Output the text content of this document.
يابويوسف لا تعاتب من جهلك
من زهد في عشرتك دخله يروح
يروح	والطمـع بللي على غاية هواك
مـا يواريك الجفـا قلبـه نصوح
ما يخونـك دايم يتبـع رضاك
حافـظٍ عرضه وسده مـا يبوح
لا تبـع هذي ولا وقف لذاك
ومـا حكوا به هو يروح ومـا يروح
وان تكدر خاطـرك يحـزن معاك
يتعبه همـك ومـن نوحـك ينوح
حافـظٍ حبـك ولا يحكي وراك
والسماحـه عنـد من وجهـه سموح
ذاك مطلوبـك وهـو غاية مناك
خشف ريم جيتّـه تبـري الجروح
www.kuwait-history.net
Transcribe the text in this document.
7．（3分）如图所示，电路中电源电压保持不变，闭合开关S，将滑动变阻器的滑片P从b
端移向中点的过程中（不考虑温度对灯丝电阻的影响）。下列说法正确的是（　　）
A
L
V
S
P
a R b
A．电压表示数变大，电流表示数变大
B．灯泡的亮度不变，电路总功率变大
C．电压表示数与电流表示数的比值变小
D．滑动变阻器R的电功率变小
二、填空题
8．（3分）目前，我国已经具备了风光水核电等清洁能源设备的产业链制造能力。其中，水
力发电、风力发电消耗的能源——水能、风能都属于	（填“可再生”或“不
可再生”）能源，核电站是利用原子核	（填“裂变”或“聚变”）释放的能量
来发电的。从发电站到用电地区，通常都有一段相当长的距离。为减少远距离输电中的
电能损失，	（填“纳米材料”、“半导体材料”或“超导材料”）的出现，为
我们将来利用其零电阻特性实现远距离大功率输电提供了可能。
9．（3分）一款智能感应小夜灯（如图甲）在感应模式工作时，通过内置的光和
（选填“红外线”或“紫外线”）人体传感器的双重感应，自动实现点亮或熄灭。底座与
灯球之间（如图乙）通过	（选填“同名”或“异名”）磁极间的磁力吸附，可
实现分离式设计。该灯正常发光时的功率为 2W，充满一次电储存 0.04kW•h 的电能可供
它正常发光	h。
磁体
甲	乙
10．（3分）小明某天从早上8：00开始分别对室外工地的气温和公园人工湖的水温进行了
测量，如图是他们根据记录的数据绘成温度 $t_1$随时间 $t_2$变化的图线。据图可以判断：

Directions »
Copy all the records above precisely.

Worked answer »
Output the text content of this document.
يابويوسف لا تعاتب من جهلك
من زهد في عشرتك دخله يروح
يروح	والطمـع بللي على غاية هواك
مـا يواريك الجفـا قلبـه نصوح
ما يخونـك دايم يتبـع رضاك
حافـظٍ عرضه وسده مـا يبوح
لا تبـع هذي ولا وقف لذاك
ومـا حكوا به هو يروح ومـا يروح
وان تكدر خاطـرك يحـزن معاك
يتعبه همـك ومـن نوحـك ينوح
حافـظٍ حبـك ولا يحكي وراك
والسماحـه عنـد من وجهـه سموح
ذاك مطلوبـك وهـو غاية مناك
خشف ريم جيتّـه تبـري الجروح
www.kuwait-history.net
Transcribe the text in this document.
7．（3分）如图所示，电路中电源电压保持不变，闭合开关S，将滑动变阻器的滑片P从b
端移向中点的过程中（不考虑温度对灯丝电阻的影响）。下列说法正确的是（　　）
A
L
V
S
P
a R b
A．电压表示数变大，电流表示数变大
B．灯泡的亮度不变，电路总功率变大
C．电压表示数与电流表示数的比值变小
D．滑动变阻器R的电功率变小
二、填空题
8．（3分）目前，我国已经具备了风光水核电等清洁能源设备的产业链制造能力。其中，水
力发电、风力发电消耗的能源——水能、风能都属于	（填“可再生”或“不
可再生”）能源，核电站是利用原子核	（填“裂变”或“聚变”）释放的能量
来发电的。从发电站到用电地区，通常都有一段相当长的距离。为减少远距离输电中的
电能损失，	（填“纳米材料”、“半导体材料”或“超导材料”）的出现，为
我们将来利用其零电阻特性实现远距离大功率输电提供了可能。
9．（3分）一款智能感应小夜灯（如图甲）在感应模式工作时，通过内置的光和
（选填“红外线”或“紫外线”）人体传感器的双重感应，自动实现点亮或熄灭。底座与
灯球之间（如图乙）通过	（选填“同名”或“异名”）磁极间的磁力吸附，可
实现分离式设计。该灯正常发光时的功率为 2W，充满一次电储存 0.04kW•h 的电能可供
它正常发光	h。
磁体
甲	乙
10．（3分）小明某天从早上8：00开始分别对室外工地的气温和公园人工湖的水温进行了
测量，如图是他们根据记录的数据绘成温度 $t_1$随时间 $t_2$变化的图线。据图可以判断：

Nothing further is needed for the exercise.